**SOURCE**:
Mr. Blimpy came back, but the Canadian team did not

Romania celebrates its 17-15 win over Canada.

It was like watching a semi bearing down on you on one of England’s one-laned, unnamed roads. Like watching a big tub of lard coming down the airplane aisle, hoping he doesn’t take the seat next to you. But in this case I knew he would, his muffin top spilled onto me as he sank into the creaking seat.

Worse yet he had an iPad to shoot photos. Maybe the worst thing ever to have a camera lens attached to it. It’s like shooting pictures with a sheet of plywood. No big deal, right? He snaps a couple shots and the blackboard comes down, right? Wrong. He’s shooting video and its like being at the drive-in, the screen held out there for all of us to see what a shakey, worthless waste of space on his memory chip it is.

Only thing that would have been worse is if he put it on a selfie stick.

Meanwhile on the field, Canada let the game slip away 17-15 as the Romanian forwards took over, pushing in two tries. The Canucks kicked away too much possession and stopped going to their backs — their strong point in the first half.

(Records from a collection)
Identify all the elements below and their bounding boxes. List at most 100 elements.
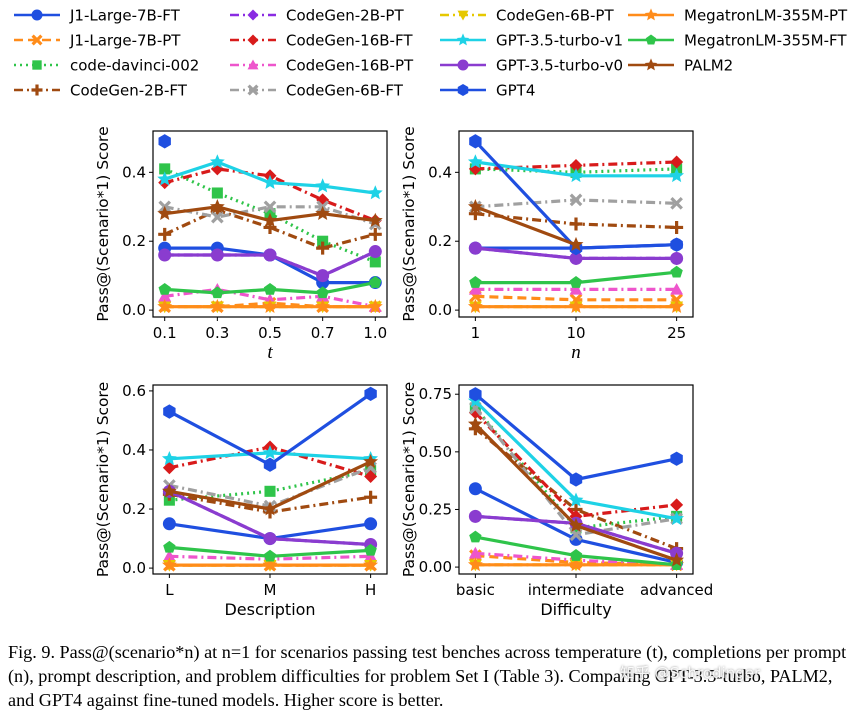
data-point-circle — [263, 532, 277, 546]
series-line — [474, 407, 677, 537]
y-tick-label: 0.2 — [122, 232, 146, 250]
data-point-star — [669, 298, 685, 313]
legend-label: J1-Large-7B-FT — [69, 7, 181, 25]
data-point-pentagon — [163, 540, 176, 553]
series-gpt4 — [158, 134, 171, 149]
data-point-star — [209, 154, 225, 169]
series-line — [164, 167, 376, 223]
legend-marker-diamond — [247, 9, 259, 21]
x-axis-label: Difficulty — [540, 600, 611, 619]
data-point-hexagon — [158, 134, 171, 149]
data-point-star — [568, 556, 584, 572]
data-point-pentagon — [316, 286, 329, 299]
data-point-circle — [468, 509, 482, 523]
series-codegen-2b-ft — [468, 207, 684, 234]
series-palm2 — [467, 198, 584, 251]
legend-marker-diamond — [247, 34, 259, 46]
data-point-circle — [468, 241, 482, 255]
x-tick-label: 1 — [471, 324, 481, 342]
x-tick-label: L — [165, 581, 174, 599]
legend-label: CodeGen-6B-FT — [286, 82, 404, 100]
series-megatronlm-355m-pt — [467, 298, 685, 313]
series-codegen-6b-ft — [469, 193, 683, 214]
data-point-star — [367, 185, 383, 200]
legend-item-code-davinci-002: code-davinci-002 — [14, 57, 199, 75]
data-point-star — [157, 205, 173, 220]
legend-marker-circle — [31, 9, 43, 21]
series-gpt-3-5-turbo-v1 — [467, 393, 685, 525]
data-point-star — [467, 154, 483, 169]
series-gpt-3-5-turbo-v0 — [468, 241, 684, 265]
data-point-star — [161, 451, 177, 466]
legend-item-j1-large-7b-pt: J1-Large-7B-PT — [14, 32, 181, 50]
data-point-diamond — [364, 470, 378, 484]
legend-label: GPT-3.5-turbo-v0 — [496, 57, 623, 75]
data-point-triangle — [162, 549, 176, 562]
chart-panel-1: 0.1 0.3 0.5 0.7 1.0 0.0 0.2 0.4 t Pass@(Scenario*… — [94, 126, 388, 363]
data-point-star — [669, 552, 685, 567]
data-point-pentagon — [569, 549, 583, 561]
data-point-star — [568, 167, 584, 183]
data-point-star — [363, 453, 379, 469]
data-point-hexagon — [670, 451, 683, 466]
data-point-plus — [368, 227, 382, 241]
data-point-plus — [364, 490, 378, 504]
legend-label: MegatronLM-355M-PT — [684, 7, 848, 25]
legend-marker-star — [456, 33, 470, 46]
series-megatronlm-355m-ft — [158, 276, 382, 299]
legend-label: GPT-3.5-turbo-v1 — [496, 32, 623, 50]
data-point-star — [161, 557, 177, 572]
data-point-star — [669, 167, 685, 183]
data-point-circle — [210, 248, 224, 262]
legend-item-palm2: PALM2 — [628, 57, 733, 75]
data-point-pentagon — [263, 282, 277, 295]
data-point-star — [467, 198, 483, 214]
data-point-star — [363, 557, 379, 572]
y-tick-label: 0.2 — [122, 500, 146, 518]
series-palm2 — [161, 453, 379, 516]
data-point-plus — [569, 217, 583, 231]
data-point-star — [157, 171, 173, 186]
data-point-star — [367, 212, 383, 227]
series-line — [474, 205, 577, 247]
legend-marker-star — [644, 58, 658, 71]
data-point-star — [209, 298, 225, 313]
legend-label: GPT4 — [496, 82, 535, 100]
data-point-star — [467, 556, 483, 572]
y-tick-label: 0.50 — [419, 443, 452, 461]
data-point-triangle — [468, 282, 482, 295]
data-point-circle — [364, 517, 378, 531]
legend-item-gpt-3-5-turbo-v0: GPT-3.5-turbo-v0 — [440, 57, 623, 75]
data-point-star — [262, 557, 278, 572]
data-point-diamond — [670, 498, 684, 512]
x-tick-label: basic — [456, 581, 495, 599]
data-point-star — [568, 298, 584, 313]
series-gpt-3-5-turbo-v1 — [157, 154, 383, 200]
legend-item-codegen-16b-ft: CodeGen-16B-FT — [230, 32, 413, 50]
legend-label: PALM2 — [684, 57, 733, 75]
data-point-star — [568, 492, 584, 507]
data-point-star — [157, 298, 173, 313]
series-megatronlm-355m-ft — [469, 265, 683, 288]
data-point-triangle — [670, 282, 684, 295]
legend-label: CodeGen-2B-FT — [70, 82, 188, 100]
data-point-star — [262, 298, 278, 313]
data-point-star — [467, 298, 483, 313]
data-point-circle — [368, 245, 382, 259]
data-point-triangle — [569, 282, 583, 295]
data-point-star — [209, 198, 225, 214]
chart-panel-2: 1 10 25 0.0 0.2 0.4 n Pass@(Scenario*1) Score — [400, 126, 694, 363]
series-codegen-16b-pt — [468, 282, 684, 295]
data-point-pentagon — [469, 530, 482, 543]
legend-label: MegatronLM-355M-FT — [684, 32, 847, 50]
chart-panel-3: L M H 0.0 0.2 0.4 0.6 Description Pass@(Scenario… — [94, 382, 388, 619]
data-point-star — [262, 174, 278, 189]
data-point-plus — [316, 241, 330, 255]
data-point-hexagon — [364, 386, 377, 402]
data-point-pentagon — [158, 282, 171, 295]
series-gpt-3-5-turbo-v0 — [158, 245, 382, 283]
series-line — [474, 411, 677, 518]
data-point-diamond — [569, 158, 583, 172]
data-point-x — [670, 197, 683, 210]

**WHAT TO DO**:
**A)** Rewrite the rugby article from "Worse yet he" up to and including "chip it is.", putting "cardboard" in place of "plywood".
**B)** In the rugby article, how many tries did the Romanian forwards push in?
**C)** Please go on with the rugby article, starting after its last sentence.
Nothing in the listing is needed here.

**FINAL RESULTS**:
**A)**
Worse yet he had an iPad to shoot photos. Maybe the worst thing ever to have a camera lens attached to it. It’s like shooting pictures with a sheet of cardboard. No big deal, right? He snaps a couple shots and the blackboard comes down, right? Wrong. He’s shooting video and its like being at the drive-in, the screen held out there for all of us to see what a shakey, worthless waste of space on his memory chip it is.

**B)** Two.

**C)**
Off to Leicester for the Canada-Romania match

An extra ticket has fallen my way from our newest set of visitors: Bruce and Becky. It seems Becky would rather hang out in Oxford with Kathy and let me go to the Canada-Romania match in Leicester with Bruce. It would be wrong for her not to get her wish.

new_coa_web_version_2Going through my brochures on the game venues, I find that the “if you only have time for one thing” in Leicester is the King Richard III Visitor Center. He was the last Plantagenet king of England. He lost his throne, and his life, at the 1485 Battle of Bosworth, and Henry VII took over. Richard spent the next 500 years buried under a parking lot until his remains were found there in 2012.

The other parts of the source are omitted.